Structured figure records
※

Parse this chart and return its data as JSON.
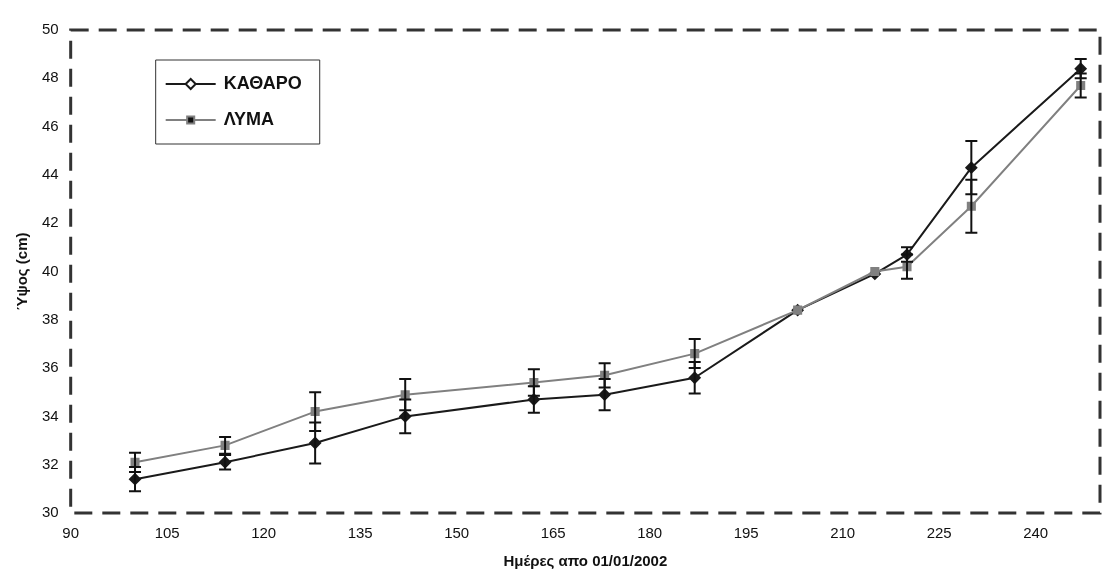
{
  "chart_data": {
    "type": "line",
    "xlabel": "Ημέρες απο 01/01/2002",
    "ylabel": "Ύψος (cm)",
    "xlim": [
      90,
      250
    ],
    "xticks": [
      90,
      105,
      120,
      135,
      150,
      165,
      180,
      195,
      210,
      225,
      240
    ],
    "ylim": [
      30,
      50
    ],
    "yticks": [
      30,
      32,
      34,
      36,
      38,
      40,
      42,
      44,
      46,
      48,
      50
    ],
    "grid": false,
    "legend": "top left",
    "x": [
      100,
      114,
      128,
      142,
      162,
      173,
      187,
      203,
      215,
      220,
      230,
      247
    ],
    "series": [
      {
        "name": "ΚΑΘΑΡΟ",
        "color": "#1a1a1a",
        "marker": "diamond",
        "values": [
          31.4,
          32.1,
          32.9,
          34.0,
          34.7,
          34.9,
          35.6,
          38.4,
          39.9,
          40.7,
          44.3,
          48.4
        ],
        "errors": [
          0.5,
          0.3,
          0.85,
          0.7,
          0.55,
          0.65,
          0.65,
          null,
          null,
          0.3,
          1.1,
          0.4
        ]
      },
      {
        "name": "ΛΥΜΑ",
        "color": "#808080",
        "marker": "square",
        "values": [
          32.1,
          32.8,
          34.2,
          34.9,
          35.4,
          35.7,
          36.6,
          38.4,
          40.0,
          40.2,
          42.7,
          47.7
        ],
        "errors": [
          0.4,
          0.35,
          0.8,
          0.65,
          0.55,
          0.5,
          0.6,
          null,
          null,
          0.5,
          1.1,
          0.5
        ]
      }
    ]
  }
}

※

## Problem statement
Without the pictures, reproduce every line of the records above exactly.

## Exercise response
Parse this chart and return its data as JSON.
{
  "chart_data": {
    "type": "line",
    "xlabel": "Ημέρες απο 01/01/2002",
    "ylabel": "Ύψος (cm)",
    "xlim": [
      90,
      250
    ],
    "xticks": [
      90,
      105,
      120,
      135,
      150,
      165,
      180,
      195,
      210,
      225,
      240
    ],
    "ylim": [
      30,
      50
    ],
    "yticks": [
      30,
      32,
      34,
      36,
      38,
      40,
      42,
      44,
      46,
      48,
      50
    ],
    "grid": false,
    "legend": "top left",
    "x": [
      100,
      114,
      128,
      142,
      162,
      173,
      187,
      203,
      215,
      220,
      230,
      247
    ],
    "series": [
      {
        "name": "ΚΑΘΑΡΟ",
        "color": "#1a1a1a",
        "marker": "diamond",
        "values": [
          31.4,
          32.1,
          32.9,
          34.0,
          34.7,
          34.9,
          35.6,
          38.4,
          39.9,
          40.7,
          44.3,
          48.4
        ],
        "errors": [
          0.5,
          0.3,
          0.85,
          0.7,
          0.55,
          0.65,
          0.65,
          null,
          null,
          0.3,
          1.1,
          0.4
        ]
      },
      {
        "name": "ΛΥΜΑ",
        "color": "#808080",
        "marker": "square",
        "values": [
          32.1,
          32.8,
          34.2,
          34.9,
          35.4,
          35.7,
          36.6,
          38.4,
          40.0,
          40.2,
          42.7,
          47.7
        ],
        "errors": [
          0.4,
          0.35,
          0.8,
          0.65,
          0.55,
          0.5,
          0.6,
          null,
          null,
          0.5,
          1.1,
          0.5
        ]
      }
    ]
  }
}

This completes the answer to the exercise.